### WHAT IS BEING ASKED
Show each line from the listing that includes the word "document".

--------------------------------------------------

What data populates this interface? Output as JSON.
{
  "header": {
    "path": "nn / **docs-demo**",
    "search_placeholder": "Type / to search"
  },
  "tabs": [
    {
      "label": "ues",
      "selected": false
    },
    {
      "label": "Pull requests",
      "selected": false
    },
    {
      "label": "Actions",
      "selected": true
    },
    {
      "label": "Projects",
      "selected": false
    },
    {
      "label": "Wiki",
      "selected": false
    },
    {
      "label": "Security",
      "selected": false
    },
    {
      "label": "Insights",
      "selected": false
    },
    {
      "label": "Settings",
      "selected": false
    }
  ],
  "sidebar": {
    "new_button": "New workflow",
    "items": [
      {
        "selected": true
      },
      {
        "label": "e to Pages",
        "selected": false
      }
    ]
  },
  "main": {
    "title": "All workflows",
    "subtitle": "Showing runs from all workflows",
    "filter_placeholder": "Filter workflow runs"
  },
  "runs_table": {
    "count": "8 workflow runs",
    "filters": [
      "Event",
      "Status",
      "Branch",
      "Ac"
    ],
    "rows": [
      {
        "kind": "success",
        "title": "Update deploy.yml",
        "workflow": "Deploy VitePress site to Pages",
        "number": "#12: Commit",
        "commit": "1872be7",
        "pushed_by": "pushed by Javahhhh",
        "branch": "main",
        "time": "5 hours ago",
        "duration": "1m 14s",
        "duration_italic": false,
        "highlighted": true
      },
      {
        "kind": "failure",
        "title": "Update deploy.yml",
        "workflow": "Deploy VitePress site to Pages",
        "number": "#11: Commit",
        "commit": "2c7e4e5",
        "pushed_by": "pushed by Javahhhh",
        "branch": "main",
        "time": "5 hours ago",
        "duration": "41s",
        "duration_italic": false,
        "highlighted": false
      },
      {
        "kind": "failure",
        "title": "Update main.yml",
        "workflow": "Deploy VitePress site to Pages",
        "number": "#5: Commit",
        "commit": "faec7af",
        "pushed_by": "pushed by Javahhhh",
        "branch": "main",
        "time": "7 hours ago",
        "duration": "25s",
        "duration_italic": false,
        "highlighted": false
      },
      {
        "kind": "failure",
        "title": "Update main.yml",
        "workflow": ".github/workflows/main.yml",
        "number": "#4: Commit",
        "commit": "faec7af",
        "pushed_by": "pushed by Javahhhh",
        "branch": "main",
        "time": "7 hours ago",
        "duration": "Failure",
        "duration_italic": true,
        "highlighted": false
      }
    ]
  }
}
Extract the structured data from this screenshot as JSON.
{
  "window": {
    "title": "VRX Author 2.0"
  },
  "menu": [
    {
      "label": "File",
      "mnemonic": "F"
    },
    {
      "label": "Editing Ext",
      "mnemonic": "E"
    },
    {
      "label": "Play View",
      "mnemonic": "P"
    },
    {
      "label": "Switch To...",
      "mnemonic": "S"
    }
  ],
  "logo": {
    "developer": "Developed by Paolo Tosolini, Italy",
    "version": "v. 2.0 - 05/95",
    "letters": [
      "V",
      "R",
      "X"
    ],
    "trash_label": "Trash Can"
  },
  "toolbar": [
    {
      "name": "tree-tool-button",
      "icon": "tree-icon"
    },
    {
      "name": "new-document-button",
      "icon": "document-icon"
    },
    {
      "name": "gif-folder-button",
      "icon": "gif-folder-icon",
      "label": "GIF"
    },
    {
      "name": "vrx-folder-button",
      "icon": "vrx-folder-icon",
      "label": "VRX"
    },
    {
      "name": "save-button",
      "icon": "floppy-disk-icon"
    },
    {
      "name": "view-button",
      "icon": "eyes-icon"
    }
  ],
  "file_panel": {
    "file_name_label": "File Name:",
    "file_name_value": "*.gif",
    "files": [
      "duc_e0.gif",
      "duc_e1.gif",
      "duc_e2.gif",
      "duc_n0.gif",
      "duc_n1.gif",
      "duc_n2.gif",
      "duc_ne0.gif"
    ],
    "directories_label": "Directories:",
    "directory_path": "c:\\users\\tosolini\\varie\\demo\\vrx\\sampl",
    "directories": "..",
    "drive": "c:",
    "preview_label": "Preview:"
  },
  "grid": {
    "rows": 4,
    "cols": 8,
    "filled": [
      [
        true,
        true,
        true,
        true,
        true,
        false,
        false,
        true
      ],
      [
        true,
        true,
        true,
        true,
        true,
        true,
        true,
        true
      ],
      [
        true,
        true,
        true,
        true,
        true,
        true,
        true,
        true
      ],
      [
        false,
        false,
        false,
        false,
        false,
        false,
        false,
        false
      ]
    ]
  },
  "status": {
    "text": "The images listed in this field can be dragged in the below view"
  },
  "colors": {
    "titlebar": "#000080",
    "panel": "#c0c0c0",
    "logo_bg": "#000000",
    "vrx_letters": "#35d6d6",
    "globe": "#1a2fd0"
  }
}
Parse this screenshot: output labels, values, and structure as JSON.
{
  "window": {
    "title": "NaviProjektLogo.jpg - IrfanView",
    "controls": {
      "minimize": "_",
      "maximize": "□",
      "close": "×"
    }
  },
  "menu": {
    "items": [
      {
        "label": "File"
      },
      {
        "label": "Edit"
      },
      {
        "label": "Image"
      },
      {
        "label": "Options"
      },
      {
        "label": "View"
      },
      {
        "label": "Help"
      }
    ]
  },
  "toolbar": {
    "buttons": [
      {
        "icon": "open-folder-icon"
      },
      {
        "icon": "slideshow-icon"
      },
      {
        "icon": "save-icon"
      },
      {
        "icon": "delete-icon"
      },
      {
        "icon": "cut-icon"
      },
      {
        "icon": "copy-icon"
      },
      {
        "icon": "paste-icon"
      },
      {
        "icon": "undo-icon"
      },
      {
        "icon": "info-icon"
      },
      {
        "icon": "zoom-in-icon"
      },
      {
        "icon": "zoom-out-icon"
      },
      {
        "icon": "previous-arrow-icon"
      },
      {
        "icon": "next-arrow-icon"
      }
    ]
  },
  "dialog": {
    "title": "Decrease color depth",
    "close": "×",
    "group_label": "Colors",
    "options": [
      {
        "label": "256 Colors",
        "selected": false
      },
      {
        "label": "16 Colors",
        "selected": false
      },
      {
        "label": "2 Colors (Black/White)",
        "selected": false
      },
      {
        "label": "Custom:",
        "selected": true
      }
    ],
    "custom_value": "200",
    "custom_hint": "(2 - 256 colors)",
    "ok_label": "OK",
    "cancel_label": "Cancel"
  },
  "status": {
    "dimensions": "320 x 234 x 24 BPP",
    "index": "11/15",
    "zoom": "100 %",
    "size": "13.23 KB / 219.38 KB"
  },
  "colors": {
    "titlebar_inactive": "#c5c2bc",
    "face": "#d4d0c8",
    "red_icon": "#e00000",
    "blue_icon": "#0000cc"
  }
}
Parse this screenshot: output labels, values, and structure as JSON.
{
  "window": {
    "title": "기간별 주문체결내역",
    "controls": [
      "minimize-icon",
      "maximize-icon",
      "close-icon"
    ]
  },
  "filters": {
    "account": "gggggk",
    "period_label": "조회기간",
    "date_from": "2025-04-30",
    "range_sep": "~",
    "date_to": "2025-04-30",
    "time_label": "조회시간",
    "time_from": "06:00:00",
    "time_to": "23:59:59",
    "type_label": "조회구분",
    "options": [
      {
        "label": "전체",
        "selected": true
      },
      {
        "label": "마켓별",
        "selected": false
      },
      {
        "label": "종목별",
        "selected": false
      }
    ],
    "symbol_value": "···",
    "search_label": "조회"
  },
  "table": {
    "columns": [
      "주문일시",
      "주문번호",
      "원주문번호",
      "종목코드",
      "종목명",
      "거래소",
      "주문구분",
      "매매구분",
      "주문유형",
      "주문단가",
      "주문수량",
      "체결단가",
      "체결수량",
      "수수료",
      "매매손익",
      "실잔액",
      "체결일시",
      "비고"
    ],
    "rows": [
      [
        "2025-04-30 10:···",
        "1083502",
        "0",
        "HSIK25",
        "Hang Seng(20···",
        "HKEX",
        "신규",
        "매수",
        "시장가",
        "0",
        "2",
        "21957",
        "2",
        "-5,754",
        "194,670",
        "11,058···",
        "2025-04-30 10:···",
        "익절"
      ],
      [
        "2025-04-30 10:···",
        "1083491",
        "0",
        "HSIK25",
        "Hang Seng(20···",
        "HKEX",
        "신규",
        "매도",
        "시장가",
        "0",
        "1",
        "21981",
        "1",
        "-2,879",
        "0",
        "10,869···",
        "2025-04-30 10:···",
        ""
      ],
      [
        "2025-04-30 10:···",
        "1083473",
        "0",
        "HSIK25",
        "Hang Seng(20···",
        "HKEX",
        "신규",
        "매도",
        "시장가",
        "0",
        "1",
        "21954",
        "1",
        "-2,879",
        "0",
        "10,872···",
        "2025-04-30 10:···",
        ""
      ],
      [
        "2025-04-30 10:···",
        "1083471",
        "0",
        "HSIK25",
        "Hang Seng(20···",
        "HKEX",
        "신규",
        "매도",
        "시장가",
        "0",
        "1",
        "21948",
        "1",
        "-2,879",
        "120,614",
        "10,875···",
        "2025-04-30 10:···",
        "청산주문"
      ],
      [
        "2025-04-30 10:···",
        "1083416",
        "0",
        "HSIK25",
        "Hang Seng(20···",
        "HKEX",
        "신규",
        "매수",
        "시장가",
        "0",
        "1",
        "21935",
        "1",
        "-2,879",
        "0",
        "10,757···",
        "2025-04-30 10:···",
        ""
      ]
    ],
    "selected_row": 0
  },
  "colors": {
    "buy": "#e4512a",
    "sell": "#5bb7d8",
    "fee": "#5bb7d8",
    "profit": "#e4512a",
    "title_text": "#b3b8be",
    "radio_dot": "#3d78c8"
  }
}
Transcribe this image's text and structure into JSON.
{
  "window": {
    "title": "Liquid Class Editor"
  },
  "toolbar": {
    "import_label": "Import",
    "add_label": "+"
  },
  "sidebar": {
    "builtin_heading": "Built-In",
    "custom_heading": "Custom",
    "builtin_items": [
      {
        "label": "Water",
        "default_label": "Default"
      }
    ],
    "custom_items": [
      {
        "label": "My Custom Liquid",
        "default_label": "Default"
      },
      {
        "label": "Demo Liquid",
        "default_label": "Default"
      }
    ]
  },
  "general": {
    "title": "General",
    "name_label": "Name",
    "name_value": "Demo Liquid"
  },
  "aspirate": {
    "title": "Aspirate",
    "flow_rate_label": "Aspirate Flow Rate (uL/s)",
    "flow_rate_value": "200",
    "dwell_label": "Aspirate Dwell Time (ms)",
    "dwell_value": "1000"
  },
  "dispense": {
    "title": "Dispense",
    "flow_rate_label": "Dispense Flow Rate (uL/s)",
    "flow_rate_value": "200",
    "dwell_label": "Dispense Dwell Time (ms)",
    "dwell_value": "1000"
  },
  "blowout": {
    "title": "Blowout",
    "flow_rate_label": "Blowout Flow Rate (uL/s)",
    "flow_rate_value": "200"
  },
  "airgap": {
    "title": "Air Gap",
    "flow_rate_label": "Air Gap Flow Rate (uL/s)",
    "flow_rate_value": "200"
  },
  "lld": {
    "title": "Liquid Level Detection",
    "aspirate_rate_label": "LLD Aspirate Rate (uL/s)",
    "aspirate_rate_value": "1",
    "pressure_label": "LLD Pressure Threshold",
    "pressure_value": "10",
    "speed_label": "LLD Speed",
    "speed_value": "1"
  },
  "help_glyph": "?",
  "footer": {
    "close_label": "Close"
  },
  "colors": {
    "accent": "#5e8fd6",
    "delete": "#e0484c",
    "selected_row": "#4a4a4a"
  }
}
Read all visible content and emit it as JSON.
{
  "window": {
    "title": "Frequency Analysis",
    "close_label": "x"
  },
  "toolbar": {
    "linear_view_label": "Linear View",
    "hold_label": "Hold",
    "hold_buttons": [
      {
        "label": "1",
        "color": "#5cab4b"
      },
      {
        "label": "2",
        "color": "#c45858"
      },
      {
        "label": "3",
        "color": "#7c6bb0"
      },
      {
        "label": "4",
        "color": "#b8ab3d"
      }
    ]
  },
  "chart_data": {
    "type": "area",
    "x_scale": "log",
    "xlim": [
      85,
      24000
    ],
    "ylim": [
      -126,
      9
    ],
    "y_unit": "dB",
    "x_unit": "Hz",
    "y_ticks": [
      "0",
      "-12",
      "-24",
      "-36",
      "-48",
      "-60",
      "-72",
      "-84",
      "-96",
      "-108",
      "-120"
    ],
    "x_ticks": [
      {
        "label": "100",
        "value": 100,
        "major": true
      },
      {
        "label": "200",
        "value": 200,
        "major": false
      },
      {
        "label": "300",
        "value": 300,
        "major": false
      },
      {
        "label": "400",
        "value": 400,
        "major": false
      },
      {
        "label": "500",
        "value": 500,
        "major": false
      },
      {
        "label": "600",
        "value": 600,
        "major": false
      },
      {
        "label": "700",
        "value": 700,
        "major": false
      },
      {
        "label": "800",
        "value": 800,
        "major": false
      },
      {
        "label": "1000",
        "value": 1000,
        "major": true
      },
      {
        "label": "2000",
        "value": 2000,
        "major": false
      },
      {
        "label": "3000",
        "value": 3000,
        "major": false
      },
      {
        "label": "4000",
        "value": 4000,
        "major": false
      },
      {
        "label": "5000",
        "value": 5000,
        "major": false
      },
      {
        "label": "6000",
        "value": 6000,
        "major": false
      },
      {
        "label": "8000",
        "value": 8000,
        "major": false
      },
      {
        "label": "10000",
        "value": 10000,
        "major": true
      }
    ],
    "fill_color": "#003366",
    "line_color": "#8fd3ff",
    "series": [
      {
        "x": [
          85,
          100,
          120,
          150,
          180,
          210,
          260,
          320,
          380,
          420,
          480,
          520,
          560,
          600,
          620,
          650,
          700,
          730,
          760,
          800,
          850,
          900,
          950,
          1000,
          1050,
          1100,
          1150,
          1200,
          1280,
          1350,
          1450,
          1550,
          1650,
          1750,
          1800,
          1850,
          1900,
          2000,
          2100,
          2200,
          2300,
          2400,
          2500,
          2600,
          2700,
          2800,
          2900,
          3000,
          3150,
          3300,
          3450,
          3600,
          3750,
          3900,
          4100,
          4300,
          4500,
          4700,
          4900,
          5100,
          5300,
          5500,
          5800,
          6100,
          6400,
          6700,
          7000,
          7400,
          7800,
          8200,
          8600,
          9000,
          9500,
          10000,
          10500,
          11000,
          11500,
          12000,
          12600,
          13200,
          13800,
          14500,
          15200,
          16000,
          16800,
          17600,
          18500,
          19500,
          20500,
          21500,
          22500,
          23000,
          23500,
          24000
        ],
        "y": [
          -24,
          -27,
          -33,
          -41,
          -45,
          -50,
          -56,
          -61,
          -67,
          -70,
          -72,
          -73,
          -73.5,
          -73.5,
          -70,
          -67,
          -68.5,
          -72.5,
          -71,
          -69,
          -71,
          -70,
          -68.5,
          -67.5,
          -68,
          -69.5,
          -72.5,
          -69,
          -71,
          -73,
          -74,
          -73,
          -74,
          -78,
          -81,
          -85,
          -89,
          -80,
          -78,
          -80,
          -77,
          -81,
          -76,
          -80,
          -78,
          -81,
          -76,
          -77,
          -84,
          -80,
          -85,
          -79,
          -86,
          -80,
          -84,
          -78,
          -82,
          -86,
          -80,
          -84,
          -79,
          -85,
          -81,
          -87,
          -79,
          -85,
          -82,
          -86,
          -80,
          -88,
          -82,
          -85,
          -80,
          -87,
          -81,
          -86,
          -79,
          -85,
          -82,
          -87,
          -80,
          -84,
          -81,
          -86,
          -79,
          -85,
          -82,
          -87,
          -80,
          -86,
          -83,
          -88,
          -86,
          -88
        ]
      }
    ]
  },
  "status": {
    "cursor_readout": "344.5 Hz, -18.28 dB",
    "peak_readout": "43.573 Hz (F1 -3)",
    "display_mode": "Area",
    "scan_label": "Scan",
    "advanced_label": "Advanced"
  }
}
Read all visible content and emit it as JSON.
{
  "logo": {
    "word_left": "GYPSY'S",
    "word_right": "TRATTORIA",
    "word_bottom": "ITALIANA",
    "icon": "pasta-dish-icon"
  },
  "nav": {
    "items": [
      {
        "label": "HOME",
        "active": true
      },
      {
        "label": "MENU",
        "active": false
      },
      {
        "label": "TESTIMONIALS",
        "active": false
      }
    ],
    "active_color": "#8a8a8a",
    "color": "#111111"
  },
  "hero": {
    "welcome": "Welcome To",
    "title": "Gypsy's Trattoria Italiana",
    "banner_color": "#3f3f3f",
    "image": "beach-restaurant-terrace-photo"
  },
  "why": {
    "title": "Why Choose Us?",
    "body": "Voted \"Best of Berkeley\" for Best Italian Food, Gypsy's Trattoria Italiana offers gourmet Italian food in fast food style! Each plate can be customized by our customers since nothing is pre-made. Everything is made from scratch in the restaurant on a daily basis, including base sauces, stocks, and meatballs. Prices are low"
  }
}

--------------------------------------------------

### TASK SOLUTION
      "name": "new-document-button",
      "icon": "document-icon"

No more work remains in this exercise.